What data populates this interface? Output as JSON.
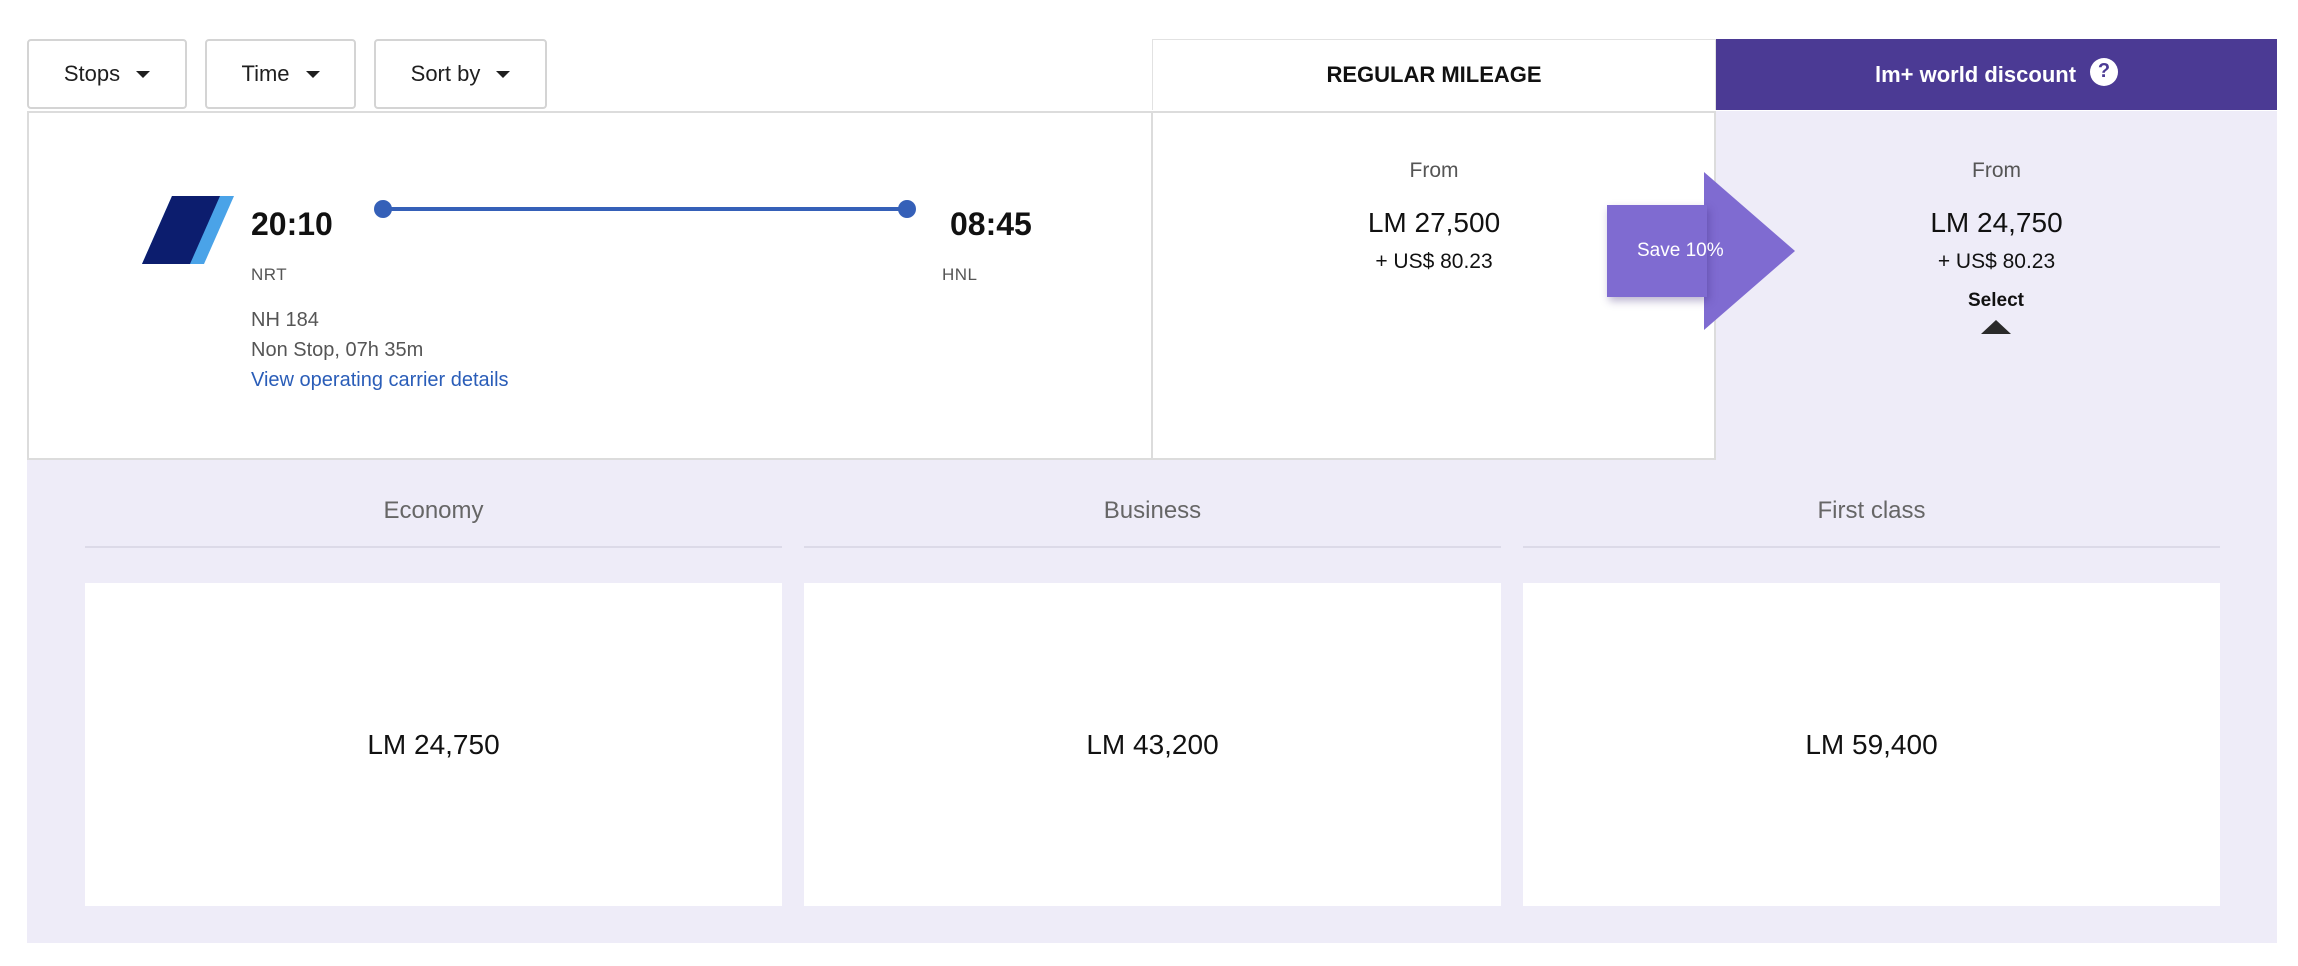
{
  "filters": [
    {
      "label": "Stops"
    },
    {
      "label": "Time"
    },
    {
      "label": "Sort by"
    }
  ],
  "tabs": {
    "regular": "REGULAR MILEAGE",
    "discount": "lm+ world discount",
    "help_icon_glyph": "?"
  },
  "flight": {
    "depart_time": "20:10",
    "arrive_time": "08:45",
    "depart_airport": "NRT",
    "arrive_airport": "HNL",
    "flight_number": "NH 184",
    "duration": "Non Stop, 07h 35m",
    "carrier_link": "View operating carrier details",
    "airline_logo_icon": "airline-logo-icon"
  },
  "regular_price": {
    "from_label": "From",
    "miles": "LM 27,500",
    "cash": "+ US$ 80.23"
  },
  "save_badge": "Save 10%",
  "discount_price": {
    "from_label": "From",
    "miles": "LM 24,750",
    "cash": "+ US$ 80.23",
    "select_label": "Select"
  },
  "cabin_classes": [
    {
      "name": "Economy",
      "price": "LM 24,750"
    },
    {
      "name": "Business",
      "price": "LM 43,200"
    },
    {
      "name": "First class",
      "price": "LM 59,400"
    }
  ],
  "colors": {
    "brand_purple": "#4b3a94",
    "badge_purple": "#7f6bd1",
    "panel_lavender": "#eeecf8",
    "route_blue": "#3560b8",
    "logo_navy": "#0c1d6e",
    "logo_light": "#4aa3e8"
  }
}
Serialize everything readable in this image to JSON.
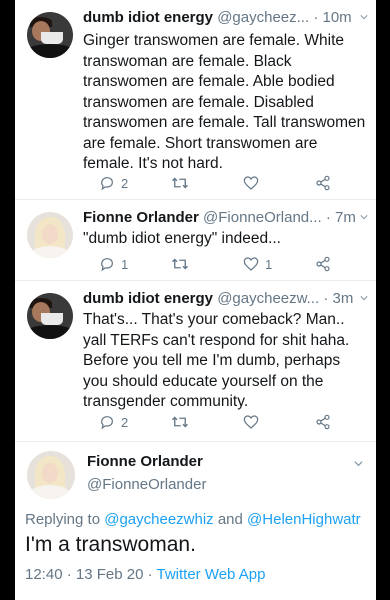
{
  "tweets": [
    {
      "name": "dumb idiot energy",
      "handle": "@gaycheez...",
      "time": "· 10m",
      "text": "Ginger transwomen are female. White transwoman are female. Black transwomen are female. Able bodied transwomen are female. Disabled transwomen are female. Tall transwomen are female. Short transwomen are female. It's not hard.",
      "replies": "2",
      "retweets": "",
      "likes": ""
    },
    {
      "name": "Fionne Orlander",
      "handle": "@FionneOrland...",
      "time": "· 7m",
      "text": "\"dumb idiot energy\" indeed...",
      "replies": "1",
      "retweets": "",
      "likes": "1"
    },
    {
      "name": "dumb idiot energy",
      "handle": "@gaycheezw...",
      "time": "· 3m",
      "text": "That's... That's your comeback? Man.. yall TERFs can't respond for shit haha. Before you tell me I'm dumb, perhaps you should educate yourself on the transgender community.",
      "replies": "2",
      "retweets": "",
      "likes": ""
    }
  ],
  "focused": {
    "name": "Fionne Orlander",
    "handle": "@FionneOrlander",
    "replying_prefix": "Replying to ",
    "replying_user1": "@gaycheezwhiz",
    "replying_and": " and ",
    "replying_user2": "@HelenHighwatr",
    "text": "I'm a transwoman.",
    "timestamp": "12:40 · 13 Feb 20 · ",
    "source": "Twitter Web App"
  },
  "icons": [
    "reply-icon",
    "retweet-icon",
    "like-icon",
    "share-icon",
    "chevron-down-icon"
  ],
  "colors": {
    "link": "#1da1f2",
    "secondary": "#657786",
    "text": "#14171a",
    "divider": "#e6ecf0"
  }
}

> _REQUIREMENT_:
Except for the pictures, give all the material above again verbatim.

> _SOLUTION FOR THIS EXERCISE_:
What data populates this interface? Output as JSON.
{
  "filters": [
    {
      "label": "Stops"
    },
    {
      "label": "Time"
    },
    {
      "label": "Sort by"
    }
  ],
  "tabs": {
    "regular": "REGULAR MILEAGE",
    "discount": "lm+ world discount",
    "help_icon_glyph": "?"
  },
  "flight": {
    "depart_time": "20:10",
    "arrive_time": "08:45",
    "depart_airport": "NRT",
    "arrive_airport": "HNL",
    "flight_number": "NH 184",
    "duration": "Non Stop, 07h 35m",
    "carrier_link": "View operating carrier details",
    "airline_logo_icon": "airline-logo-icon"
  },
  "regular_price": {
    "from_label": "From",
    "miles": "LM 27,500",
    "cash": "+ US$ 80.23"
  },
  "save_badge": "Save 10%",
  "discount_price": {
    "from_label": "From",
    "miles": "LM 24,750",
    "cash": "+ US$ 80.23",
    "select_label": "Select"
  },
  "cabin_classes": [
    {
      "name": "Economy",
      "price": "LM 24,750"
    },
    {
      "name": "Business",
      "price": "LM 43,200"
    },
    {
      "name": "First class",
      "price": "LM 59,400"
    }
  ],
  "colors": {
    "brand_purple": "#4b3a94",
    "badge_purple": "#7f6bd1",
    "panel_lavender": "#eeecf8",
    "route_blue": "#3560b8",
    "logo_navy": "#0c1d6e",
    "logo_light": "#4aa3e8"
  }
}
Serialize everything readable in this image to JSON.
{
  "tweets": [
    {
      "name": "dumb idiot energy",
      "handle": "@gaycheez...",
      "time": "· 10m",
      "text": "Ginger transwomen are female. White transwoman are female. Black transwomen are female. Able bodied transwomen are female. Disabled transwomen are female. Tall transwomen are female. Short transwomen are female. It's not hard.",
      "replies": "2",
      "retweets": "",
      "likes": ""
    },
    {
      "name": "Fionne Orlander",
      "handle": "@FionneOrland...",
      "time": "· 7m",
      "text": "\"dumb idiot energy\" indeed...",
      "replies": "1",
      "retweets": "",
      "likes": "1"
    },
    {
      "name": "dumb idiot energy",
      "handle": "@gaycheezw...",
      "time": "· 3m",
      "text": "That's... That's your comeback? Man.. yall TERFs can't respond for shit haha. Before you tell me I'm dumb, perhaps you should educate yourself on the transgender community.",
      "replies": "2",
      "retweets": "",
      "likes": ""
    }
  ],
  "focused": {
    "name": "Fionne Orlander",
    "handle": "@FionneOrlander",
    "replying_prefix": "Replying to ",
    "replying_user1": "@gaycheezwhiz",
    "replying_and": " and ",
    "replying_user2": "@HelenHighwatr",
    "text": "I'm a transwoman.",
    "timestamp": "12:40 · 13 Feb 20 · ",
    "source": "Twitter Web App"
  },
  "icons": [
    "reply-icon",
    "retweet-icon",
    "like-icon",
    "share-icon",
    "chevron-down-icon"
  ],
  "colors": {
    "link": "#1da1f2",
    "secondary": "#657786",
    "text": "#14171a",
    "divider": "#e6ecf0"
  }
}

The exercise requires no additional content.